• [RECORDS FOR PROCESSING]:
[Begin]

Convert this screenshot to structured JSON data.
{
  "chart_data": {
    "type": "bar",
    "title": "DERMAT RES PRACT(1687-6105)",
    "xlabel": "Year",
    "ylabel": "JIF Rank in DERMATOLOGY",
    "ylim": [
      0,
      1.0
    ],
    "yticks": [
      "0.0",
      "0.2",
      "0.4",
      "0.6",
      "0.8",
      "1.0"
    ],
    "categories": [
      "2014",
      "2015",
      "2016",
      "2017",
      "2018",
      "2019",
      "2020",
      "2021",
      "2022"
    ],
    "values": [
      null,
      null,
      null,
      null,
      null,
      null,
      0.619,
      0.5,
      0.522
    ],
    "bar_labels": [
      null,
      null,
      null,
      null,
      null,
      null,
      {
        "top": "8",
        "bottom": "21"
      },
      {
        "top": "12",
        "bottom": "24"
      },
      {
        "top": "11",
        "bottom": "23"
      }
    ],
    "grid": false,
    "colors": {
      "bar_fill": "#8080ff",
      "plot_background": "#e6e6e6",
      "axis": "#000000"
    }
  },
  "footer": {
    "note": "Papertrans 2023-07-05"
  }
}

[End]

• [WHAT YOU ARE ASKED TO DO]: Using the exact wording, write out all of the records.

• [SOLVED PROBLEM]:
Convert this screenshot to structured JSON data.
{
  "chart_data": {
    "type": "bar",
    "title": "DERMAT RES PRACT(1687-6105)",
    "xlabel": "Year",
    "ylabel": "JIF Rank in DERMATOLOGY",
    "ylim": [
      0,
      1.0
    ],
    "yticks": [
      "0.0",
      "0.2",
      "0.4",
      "0.6",
      "0.8",
      "1.0"
    ],
    "categories": [
      "2014",
      "2015",
      "2016",
      "2017",
      "2018",
      "2019",
      "2020",
      "2021",
      "2022"
    ],
    "values": [
      null,
      null,
      null,
      null,
      null,
      null,
      0.619,
      0.5,
      0.522
    ],
    "bar_labels": [
      null,
      null,
      null,
      null,
      null,
      null,
      {
        "top": "8",
        "bottom": "21"
      },
      {
        "top": "12",
        "bottom": "24"
      },
      {
        "top": "11",
        "bottom": "23"
      }
    ],
    "grid": false,
    "colors": {
      "bar_fill": "#8080ff",
      "plot_background": "#e6e6e6",
      "axis": "#000000"
    }
  },
  "footer": {
    "note": "Papertrans 2023-07-05"
  }
}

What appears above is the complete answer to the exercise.